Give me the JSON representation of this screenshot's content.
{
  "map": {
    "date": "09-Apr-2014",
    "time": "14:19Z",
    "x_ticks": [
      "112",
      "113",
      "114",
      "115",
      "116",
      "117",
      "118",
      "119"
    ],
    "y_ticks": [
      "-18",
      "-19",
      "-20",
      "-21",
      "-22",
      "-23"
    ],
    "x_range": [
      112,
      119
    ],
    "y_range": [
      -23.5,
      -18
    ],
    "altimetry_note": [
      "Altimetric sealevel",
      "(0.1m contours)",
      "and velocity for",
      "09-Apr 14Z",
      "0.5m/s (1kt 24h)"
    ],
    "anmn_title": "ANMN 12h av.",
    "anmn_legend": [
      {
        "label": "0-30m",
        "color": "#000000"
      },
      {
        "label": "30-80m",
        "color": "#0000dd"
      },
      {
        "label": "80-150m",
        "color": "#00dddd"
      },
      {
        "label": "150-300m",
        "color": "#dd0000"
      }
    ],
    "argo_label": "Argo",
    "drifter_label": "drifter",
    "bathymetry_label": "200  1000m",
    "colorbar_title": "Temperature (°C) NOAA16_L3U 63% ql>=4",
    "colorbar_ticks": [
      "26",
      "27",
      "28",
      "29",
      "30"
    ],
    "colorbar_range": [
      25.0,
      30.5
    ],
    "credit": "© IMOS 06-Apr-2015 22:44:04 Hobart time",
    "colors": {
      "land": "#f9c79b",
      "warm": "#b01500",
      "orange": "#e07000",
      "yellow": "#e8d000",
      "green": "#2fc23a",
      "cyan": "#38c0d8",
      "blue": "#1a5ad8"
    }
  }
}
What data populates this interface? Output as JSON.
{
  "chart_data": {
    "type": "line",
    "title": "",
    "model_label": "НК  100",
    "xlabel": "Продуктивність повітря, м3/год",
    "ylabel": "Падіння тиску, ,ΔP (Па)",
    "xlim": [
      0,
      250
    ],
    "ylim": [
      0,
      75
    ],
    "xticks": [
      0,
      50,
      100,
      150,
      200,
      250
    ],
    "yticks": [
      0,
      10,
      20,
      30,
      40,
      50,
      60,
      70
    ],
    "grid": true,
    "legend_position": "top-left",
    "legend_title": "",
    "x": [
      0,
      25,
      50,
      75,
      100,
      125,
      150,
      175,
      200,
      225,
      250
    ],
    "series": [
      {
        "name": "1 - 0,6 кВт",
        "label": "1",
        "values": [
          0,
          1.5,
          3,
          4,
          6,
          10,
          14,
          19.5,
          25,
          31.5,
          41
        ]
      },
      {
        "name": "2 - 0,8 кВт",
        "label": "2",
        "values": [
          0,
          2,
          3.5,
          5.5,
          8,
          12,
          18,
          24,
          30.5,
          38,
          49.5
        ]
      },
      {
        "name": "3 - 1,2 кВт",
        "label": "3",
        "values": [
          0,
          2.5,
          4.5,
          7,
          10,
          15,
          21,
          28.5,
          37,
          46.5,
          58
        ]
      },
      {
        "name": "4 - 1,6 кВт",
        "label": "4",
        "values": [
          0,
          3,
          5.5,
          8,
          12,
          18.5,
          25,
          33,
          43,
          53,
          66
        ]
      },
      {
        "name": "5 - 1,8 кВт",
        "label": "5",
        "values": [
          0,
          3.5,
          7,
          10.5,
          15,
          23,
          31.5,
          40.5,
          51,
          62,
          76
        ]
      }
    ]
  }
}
:::
> Problem details
Isolate the lines that hold the word "name" and copy all of them.

> Solution for this problem
        "name": "1 - 0,6 кВт",
        "name": "2 - 0,8 кВт",
        "name": "3 - 1,2 кВт",
        "name": "4 - 1,6 кВт",
        "name": "5 - 1,8 кВт",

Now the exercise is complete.